### Data shown
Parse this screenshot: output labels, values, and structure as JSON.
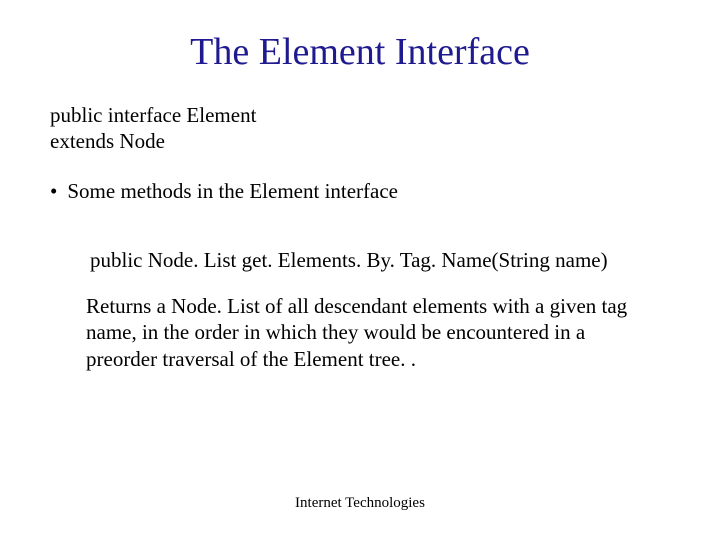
{
  "title": "The Element Interface",
  "declaration_line1": "public interface Element",
  "declaration_line2": "extends Node",
  "bullet": "Some methods in the Element interface",
  "method_signature": "public Node. List get. Elements. By. Tag. Name(String name)",
  "description": "Returns a Node. List of all descendant elements with a given tag name, in the order in which they would be encountered in a preorder traversal of the Element tree. .",
  "footer": "Internet Technologies"
}
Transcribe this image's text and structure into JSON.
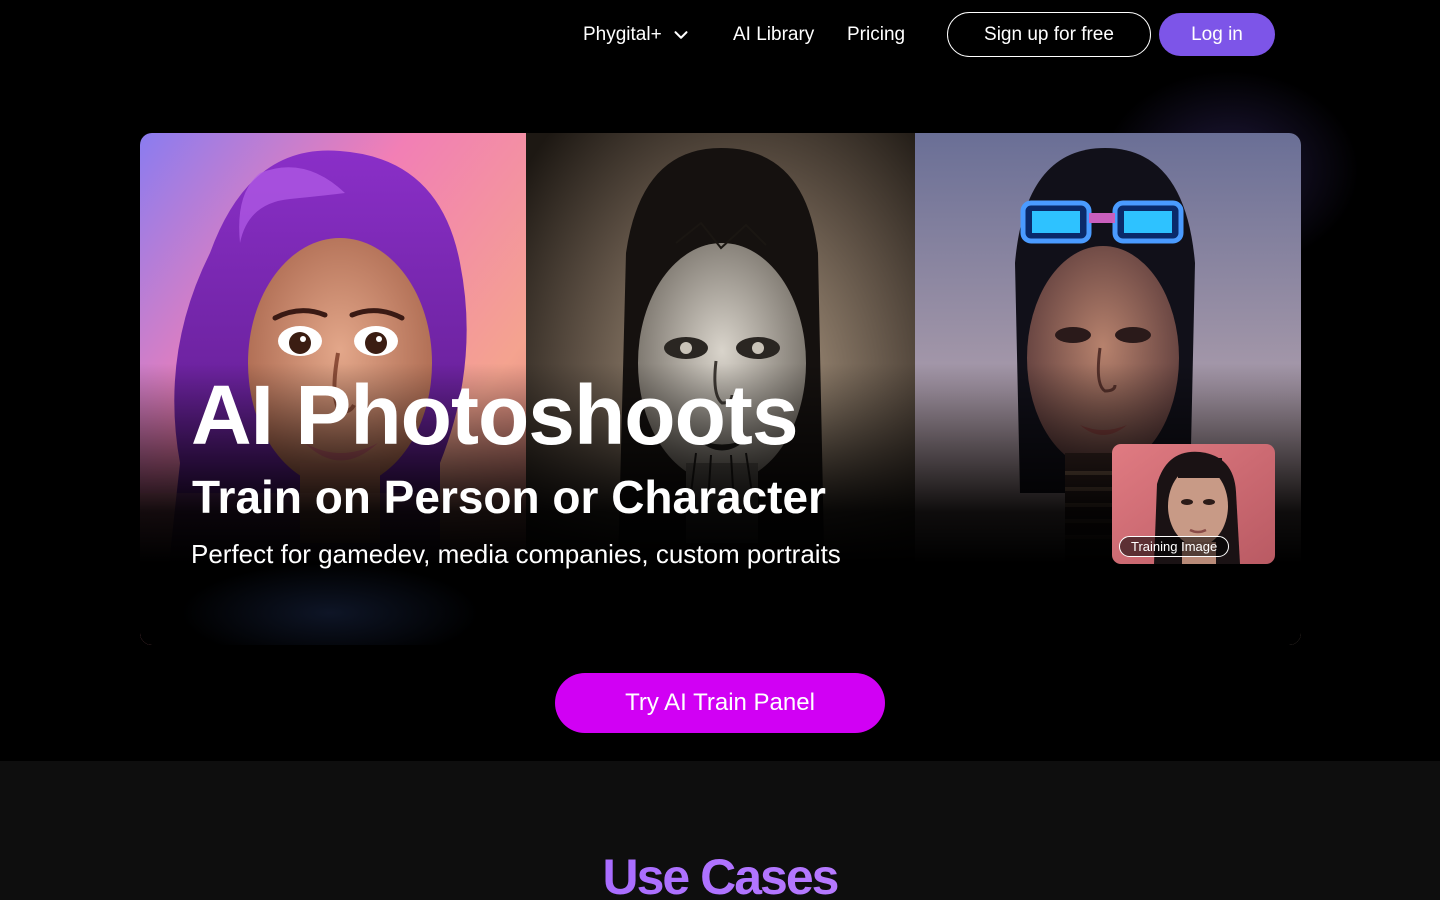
######
▶ _What is required_:
Print all of the records shown above exactly, leaving out each picture.

▶ _Exercise response_:
Parse this screenshot: output labels, values, and structure as JSON.
{
  "title": "The Element Interface",
  "declaration_line1": "public interface Element",
  "declaration_line2": "extends Node",
  "bullet": "Some methods in the Element interface",
  "method_signature": "public Node. List get. Elements. By. Tag. Name(String name)",
  "description": "Returns a Node. List of all descendant elements with a given tag name, in the order in which they would be encountered in a preorder traversal of the Element tree. .",
  "footer": "Internet Technologies"
}
Transcribe this image's text and structure into JSON.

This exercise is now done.